• [INSTRUCTION]
All of the data below must be repeated exactly.

• [Stored data entries]
'''
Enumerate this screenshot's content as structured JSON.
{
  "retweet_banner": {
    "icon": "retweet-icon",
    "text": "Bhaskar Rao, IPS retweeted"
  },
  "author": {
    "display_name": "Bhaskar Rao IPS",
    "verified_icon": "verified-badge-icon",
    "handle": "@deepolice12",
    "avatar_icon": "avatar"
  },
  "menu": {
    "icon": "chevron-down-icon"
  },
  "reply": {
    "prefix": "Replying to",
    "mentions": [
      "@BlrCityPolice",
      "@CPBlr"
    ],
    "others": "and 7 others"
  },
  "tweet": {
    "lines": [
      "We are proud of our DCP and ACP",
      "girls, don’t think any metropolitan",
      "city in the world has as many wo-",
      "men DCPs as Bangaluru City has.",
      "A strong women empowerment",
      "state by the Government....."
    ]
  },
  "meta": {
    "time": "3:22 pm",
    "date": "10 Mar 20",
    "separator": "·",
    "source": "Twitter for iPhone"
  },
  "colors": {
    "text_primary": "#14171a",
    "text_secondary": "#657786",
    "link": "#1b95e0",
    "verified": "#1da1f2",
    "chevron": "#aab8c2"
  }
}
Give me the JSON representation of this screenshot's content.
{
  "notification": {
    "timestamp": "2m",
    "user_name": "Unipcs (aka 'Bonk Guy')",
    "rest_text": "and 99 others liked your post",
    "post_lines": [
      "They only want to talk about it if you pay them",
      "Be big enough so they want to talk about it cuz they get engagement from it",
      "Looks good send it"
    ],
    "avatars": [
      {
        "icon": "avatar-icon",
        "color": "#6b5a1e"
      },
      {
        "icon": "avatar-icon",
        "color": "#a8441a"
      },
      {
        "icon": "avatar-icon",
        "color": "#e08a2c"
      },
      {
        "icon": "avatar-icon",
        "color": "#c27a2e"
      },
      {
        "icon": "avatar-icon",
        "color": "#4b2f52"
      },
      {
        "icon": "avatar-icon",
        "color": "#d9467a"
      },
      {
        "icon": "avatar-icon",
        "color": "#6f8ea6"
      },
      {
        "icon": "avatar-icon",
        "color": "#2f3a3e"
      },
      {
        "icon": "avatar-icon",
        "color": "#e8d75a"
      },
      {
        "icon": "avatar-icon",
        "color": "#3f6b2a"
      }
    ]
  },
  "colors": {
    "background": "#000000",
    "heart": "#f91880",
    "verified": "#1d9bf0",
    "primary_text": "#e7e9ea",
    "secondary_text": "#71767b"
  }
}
'''
• [RESULT]
Enumerate this screenshot's content as structured JSON.
{
  "retweet_banner": {
    "icon": "retweet-icon",
    "text": "Bhaskar Rao, IPS retweeted"
  },
  "author": {
    "display_name": "Bhaskar Rao IPS",
    "verified_icon": "verified-badge-icon",
    "handle": "@deepolice12",
    "avatar_icon": "avatar"
  },
  "menu": {
    "icon": "chevron-down-icon"
  },
  "reply": {
    "prefix": "Replying to",
    "mentions": [
      "@BlrCityPolice",
      "@CPBlr"
    ],
    "others": "and 7 others"
  },
  "tweet": {
    "lines": [
      "We are proud of our DCP and ACP",
      "girls, don’t think any metropolitan",
      "city in the world has as many wo-",
      "men DCPs as Bangaluru City has.",
      "A strong women empowerment",
      "state by the Government....."
    ]
  },
  "meta": {
    "time": "3:22 pm",
    "date": "10 Mar 20",
    "separator": "·",
    "source": "Twitter for iPhone"
  },
  "colors": {
    "text_primary": "#14171a",
    "text_secondary": "#657786",
    "link": "#1b95e0",
    "verified": "#1da1f2",
    "chevron": "#aab8c2"
  }
}
Give me the JSON representation of this screenshot's content.
{
  "notification": {
    "timestamp": "2m",
    "user_name": "Unipcs (aka 'Bonk Guy')",
    "rest_text": "and 99 others liked your post",
    "post_lines": [
      "They only want to talk about it if you pay them",
      "Be big enough so they want to talk about it cuz they get engagement from it",
      "Looks good send it"
    ],
    "avatars": [
      {
        "icon": "avatar-icon",
        "color": "#6b5a1e"
      },
      {
        "icon": "avatar-icon",
        "color": "#a8441a"
      },
      {
        "icon": "avatar-icon",
        "color": "#e08a2c"
      },
      {
        "icon": "avatar-icon",
        "color": "#c27a2e"
      },
      {
        "icon": "avatar-icon",
        "color": "#4b2f52"
      },
      {
        "icon": "avatar-icon",
        "color": "#d9467a"
      },
      {
        "icon": "avatar-icon",
        "color": "#6f8ea6"
      },
      {
        "icon": "avatar-icon",
        "color": "#2f3a3e"
      },
      {
        "icon": "avatar-icon",
        "color": "#e8d75a"
      },
      {
        "icon": "avatar-icon",
        "color": "#3f6b2a"
      }
    ]
  },
  "colors": {
    "background": "#000000",
    "heart": "#f91880",
    "verified": "#1d9bf0",
    "primary_text": "#e7e9ea",
    "secondary_text": "#71767b"
  }
}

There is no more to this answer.